Take each line that has the word "document" and return it.

INPUT MATERIAL:
____________
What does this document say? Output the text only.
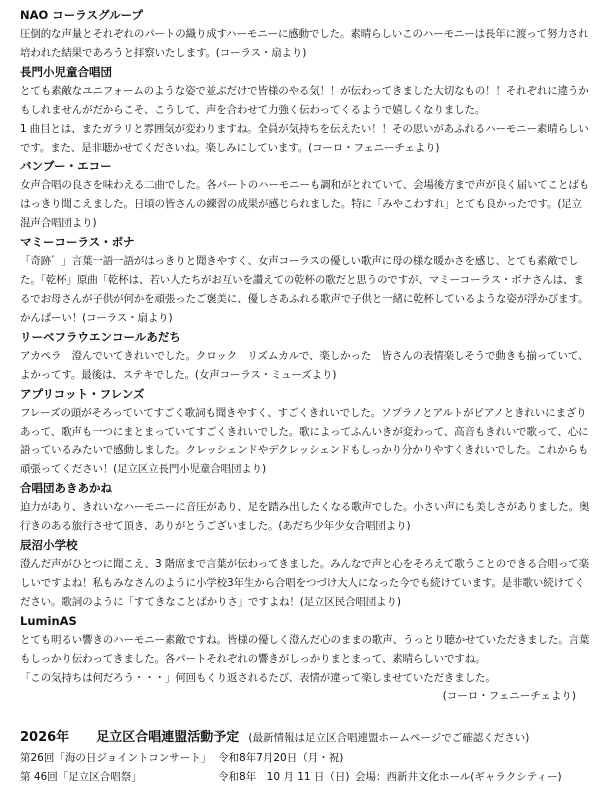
NAO コーラスグループ

圧倒的な声量とそれぞれのパートの織り成すハーモニーに感動でした。素晴らしいこのハーモニーは長年に渡って努力され培われた結果であろうと拝察いたします。(コーラス・扇より)

長門小児童合唱団

とても素敵なユニフォームのような姿で並ぶだけで皆様のやる気！！が伝わってきました大切なもの！！それぞれに違うかもしれませんがだからこそ、こうして、声を合わせて力強く伝わってくるようで嬉しくなりました。
1 曲目とは、またガラリと雰囲気が変わりますね。全員が気持ちを伝えたい！！その思いがあふれるハーモニー素晴らしいです。また、是非聴かせてくださいね。楽しみにしています。(コーロ・フェニーチェより)

バンブー・エコー

女声合唱の良さを味わえる二曲でした。各パートのハーモニーも調和がとれていて、会場後方まで声が良く届いてことばもはっきり聞こえました。日頃の皆さんの練習の成果が感じられました。特に「みやこわすれ」とても良かったです。(足立混声合唱団より)

マミーコーラス・ボナ

「奇跡゛」言葉一語一語がはっきりと聞きやすく、女声コーラスの優しい歌声に母の様な暖かさを感じ、とても素敵でした。「乾杯」原曲「乾杯は、若い人たちがお互いを讃えての乾杯の歌だと思うのですが、マミーコーラス・ボナさんは、まるでお母さんが子供が何かを頑張ったご褒美に、優しさあふれる歌声で子供と一緒に乾杯しているような姿が浮かびます。かんぱーい！(コーラス・扇より)

リーベフラウエンコールあだち

アカペラ　澄んでいてきれいでした。クロック　リズムカルで、楽しかった　皆さんの表情楽しそうで動きも揃っていて、よかってす。最後は、ステキでした。(女声コーラス・ミューズより)

アプリコット・フレンズ

フレーズの頭がそろっていてすごく歌詞も聞きやすく、すごくきれいでした。ソプラノとアルトがピアノときれいにまざりあって、歌声も一つにまとまっていてすごくきれいでした。歌によってふんいきが変わって、高音もきれいで歌って、心に語っているみたいで感動しました。クレッシェンドやデクレッシェンドもしっかり分かりやすくきれいでした。これからも頑張ってください！(足立区立長門小児童合唱団より)

合唱団あきあかね

迫力があり、きれいなハーモニーに音圧があり、足を踏み出したくなる歌声でした。小さい声にも美しさがありました。奥行きのある旅行させて頂き、ありがとうございました。(あだち少年少女合唱団より)

辰沼小学校

澄んだ声がひとつに聞こえ、3 階席まで言葉が伝わってきました。みんなで声と心をそろえて歌うことのできる合唱って楽しいですよね！私もみなさんのように小学校3年生から合唱をつづけ大人になった今でも続けています。是非歌い続けてください。歌詞のように「すてきなことばかりさ」ですよね！(足立区民合唱団より)

LuminAS

とても明るい響きのハーモニー素敵ですね。皆様の優しく澄んだ心のままの歌声、うっとり聴かせていただきました。言葉もしっかり伝わってきました。各パートそれぞれの響きがしっかりまとまって、素晴らしいですね。
「この気持ちは何だろう・・・」何回もくり返されるたび、表情が違って楽しませていただきました。

(コーロ・フェニーチェより)
2026年 足立区合唱連盟活動予定 (最新情報は足立区合唱連盟ホームページでご確認ください)
第26回「海の日ジョイントコンサート」 令和8年7月20日（月・祝)
第 46回「足立区合唱祭」	令和8年　10 月 11 日（日) 会場：西新井文化ホール(ギャラクシティー)
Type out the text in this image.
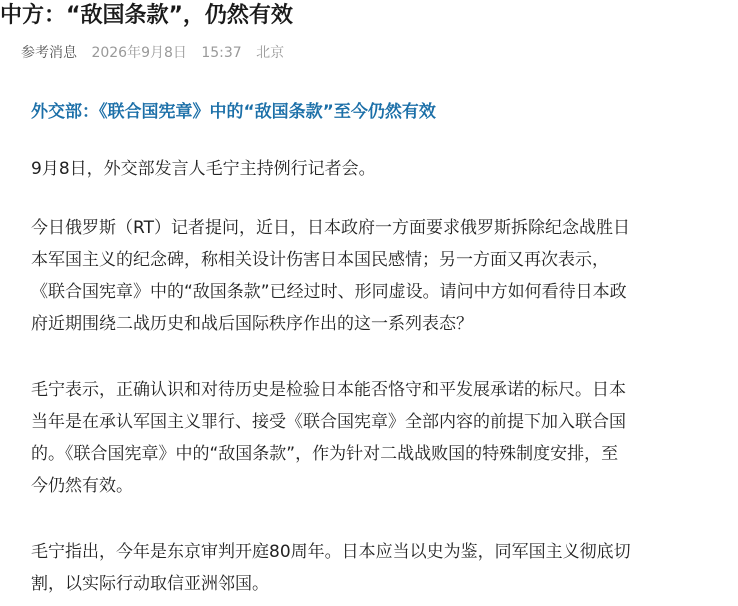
中方：“敌国条款”，仍然有效
参考消息 2026年9月8日 15:37 北京
外交部：《联合国宪章》中的“敌国条款”至今仍然有效

9月8日，外交部发言人毛宁主持例行记者会。

今日俄罗斯（RT）记者提问，近日，日本政府一方面要求俄罗斯拆除纪念战胜日
本军国主义的纪念碑，称相关设计伤害日本国民感情；另一方面又再次表示，
《联合国宪章》中的“敌国条款”已经过时、形同虚设。请问中方如何看待日本政
府近期围绕二战历史和战后国际秩序作出的这一系列表态？

毛宁表示，正确认识和对待历史是检验日本能否恪守和平发展承诺的标尺。日本
当年是在承认军国主义罪行、接受《联合国宪章》全部内容的前提下加入联合国
的。《联合国宪章》中的“敌国条款”，作为针对二战战败国的特殊制度安排，至
今仍然有效。

毛宁指出，今年是东京审判开庭80周年。日本应当以史为鉴，同军国主义彻底切
割，以实际行动取信亚洲邻国。
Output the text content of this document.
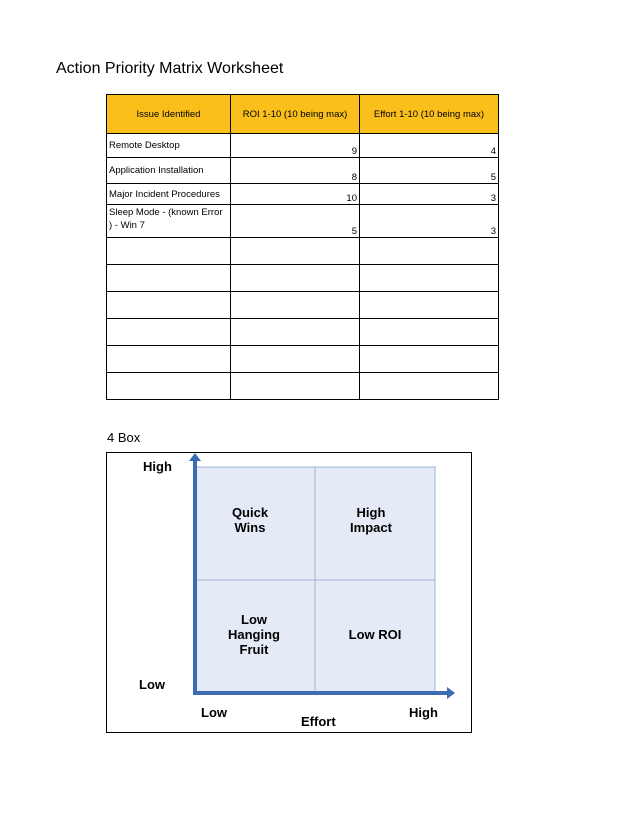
Action Priority Matrix Worksheet
Issue Identified	ROI 1-10 (10 being max)	Effort 1-10 (10 being max)
Remote Desktop	9	4
Application Installation	8	5
Major Incident Procedures	10	3
Sleep Mode - (known Error ) - Win 7	5	3

4 Box
High
Low
Low	High
Effort
Quick Wins
High Impact
Low Hanging Fruit
Low ROI
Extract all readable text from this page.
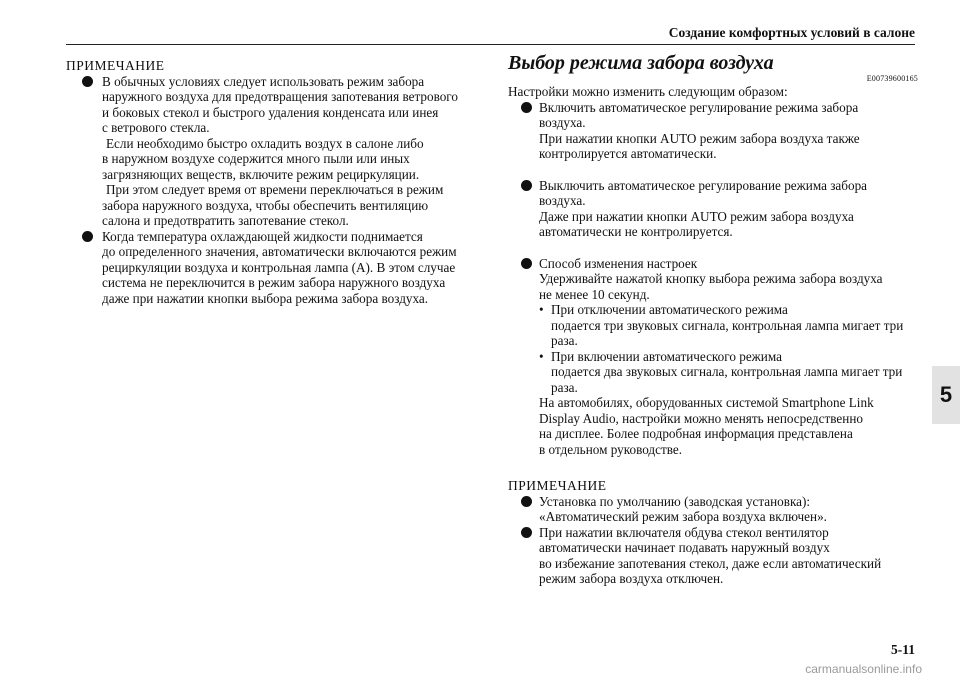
Создание комфортных условий в салоне

ПРИМЕЧАНИЕ

В обычных условиях следует использовать режим забора

наружного воздуха для предотвращения запотевания ветрового

и боковых стекол и быстрого удаления конденсата или инея

с ветрового стекла.

Если необходимо быстро охладить воздух в салоне либо

в наружном воздухе содержится много пыли или иных

загрязняющих веществ, включите режим рециркуляции.

При этом следует время от времени переключаться в режим

забора наружного воздуха, чтобы обеспечить вентиляцию

салона и предотвратить запотевание стекол.

Когда температура охлаждающей жидкости поднимается

до определенного значения, автоматически включаются режим

рециркуляции воздуха и контрольная лампа (A). В этом случае

система не переключится в режим забора наружного воздуха

даже при нажатии кнопки выбора режима забора воздуха.

Выбор режима забора воздуха

E00739600165

Настройки можно изменить следующим образом:

Включить автоматическое регулирование режима забора

воздуха.

При нажатии кнопки AUTO режим забора воздуха также

контролируется автоматически.

Выключить автоматическое регулирование режима забора

воздуха.

Даже при нажатии кнопки AUTO режим забора воздуха

автоматически не контролируется.

Способ изменения настроек

Удерживайте нажатой кнопку выбора режима забора воздуха

не менее 10 секунд.

• При отключении автоматического режима

подается три звуковых сигнала, контрольная лампа мигает три

раза.

• При включении автоматического режима

подается два звуковых сигнала, контрольная лампа мигает три

раза.

На автомобилях, оборудованных системой Smartphone Link

Display Audio, настройки можно менять непосредственно

на дисплее. Более подробная информация представлена

в отдельном руководстве.

ПРИМЕЧАНИЕ

Установка по умолчанию (заводская установка):

«Автоматический режим забора воздуха включен».

При нажатии включателя обдува стекол вентилятор

автоматически начинает подавать наружный воздух

во избежание запотевания стекол, даже если автоматический

режим забора воздуха отключен.

5
5-11
carmanualsonline.info
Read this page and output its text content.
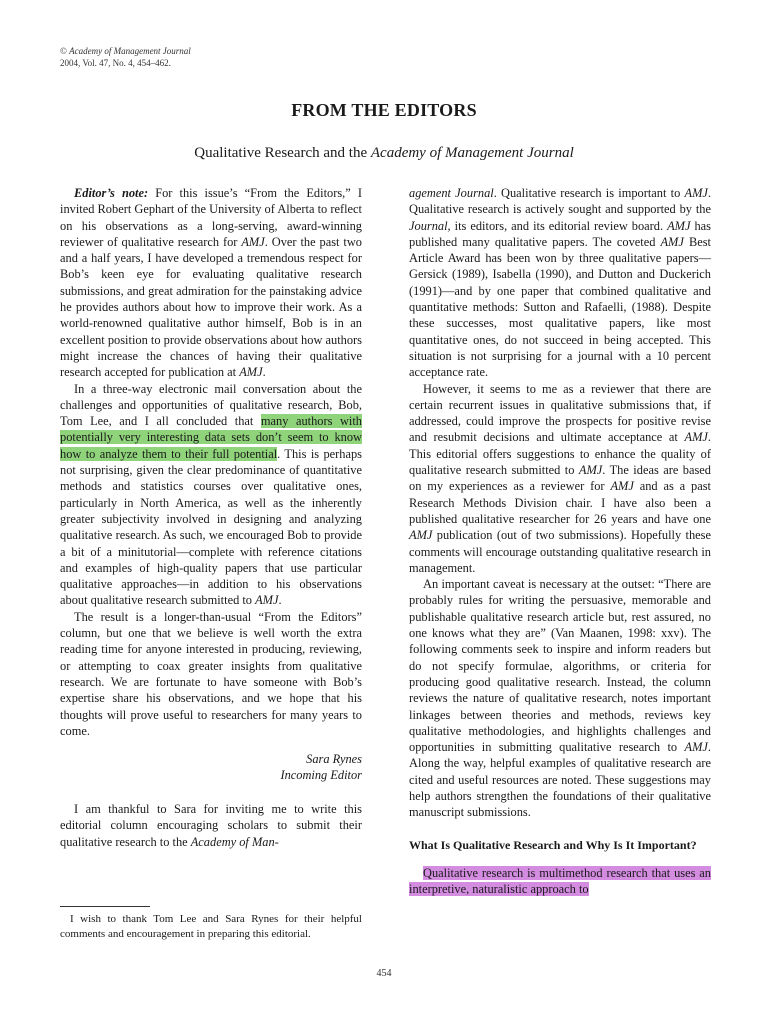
© Academy of Management Journal
2004, Vol. 47, No. 4, 454–462.
FROM THE EDITORS
Qualitative Research and the Academy of Management Journal

Editor’s note: For this issue’s “From the Editors,” I invited Robert Gephart of the University of Alberta to reflect on his observations as a long-serving, award-winning reviewer of qualitative research for AMJ. Over the past two and a half years, I have developed a tremendous respect for Bob’s keen eye for evaluating qualitative research submissions, and great admiration for the painstaking advice he provides authors about how to improve their work. As a world-renowned qualitative author himself, Bob is in an excellent position to provide observations about how authors might increase the chances of having their qualitative research accepted for publication at AMJ.

In a three-way electronic mail conversation about the challenges and opportunities of qualitative research, Bob, Tom Lee, and I all concluded that many authors with potentially very interesting data sets don’t seem to know how to analyze them to their full potential. This is perhaps not surprising, given the clear predominance of quantitative methods and statistics courses over qualitative ones, particularly in North America, as well as the inherently greater subjectivity involved in designing and analyzing qualitative research. As such, we encouraged Bob to provide a bit of a minitutorial—complete with reference citations and examples of high-quality papers that use particular qualitative approaches—in addition to his observations about qualitative research submitted to AMJ.

The result is a longer-than-usual “From the Editors” column, but one that we believe is well worth the extra reading time for anyone interested in producing, reviewing, or attempting to coax greater insights from qualitative research. We are fortunate to have someone with Bob’s expertise share his observations, and we hope that his thoughts will prove useful to researchers for many years to come.

Sara Rynes
Incoming Editor

I am thankful to Sara for inviting me to write this editorial column encouraging scholars to submit their qualitative research to the Academy of Man-

agement Journal. Qualitative research is important to AMJ. Qualitative research is actively sought and supported by the Journal, its editors, and its editorial review board. AMJ has published many qualitative papers. The coveted AMJ Best Article Award has been won by three qualitative papers—Gersick (1989), Isabella (1990), and Dutton and Duckerich (1991)—and by one paper that combined qualitative and quantitative methods: Sutton and Rafaelli, (1988). Despite these successes, most qualitative papers, like most quantitative ones, do not succeed in being accepted. This situation is not surprising for a journal with a 10 percent acceptance rate.

However, it seems to me as a reviewer that there are certain recurrent issues in qualitative submissions that, if addressed, could improve the prospects for positive revise and resubmit decisions and ultimate acceptance at AMJ. This editorial offers suggestions to enhance the quality of qualitative research submitted to AMJ. The ideas are based on my experiences as a reviewer for AMJ and as a past Research Methods Division chair. I have also been a published qualitative researcher for 26 years and have one AMJ publication (out of two submissions). Hopefully these comments will encourage outstanding qualitative research in management.

An important caveat is necessary at the outset: “There are probably rules for writing the persuasive, memorable and publishable qualitative research article but, rest assured, no one knows what they are” (Van Maanen, 1998: xxv). The following comments seek to inspire and inform readers but do not specify formulae, algorithms, or criteria for producing good qualitative research. Instead, the column reviews the nature of qualitative research, notes important linkages between theories and methods, reviews key qualitative methodologies, and highlights challenges and opportunities in submitting qualitative research to AMJ. Along the way, helpful examples of qualitative research are cited and useful resources are noted. These suggestions may help authors strengthen the foundations of their qualitative manuscript submissions.

What Is Qualitative Research and Why Is It Important?

Qualitative research is multimethod research that uses an interpretive, naturalistic approach to

I wish to thank Tom Lee and Sara Rynes for their helpful comments and encouragement in preparing this editorial.
454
____________
ANSWER TO THIS PROBLEM:
What does this document say? Output the text only.
Output the text content of this document.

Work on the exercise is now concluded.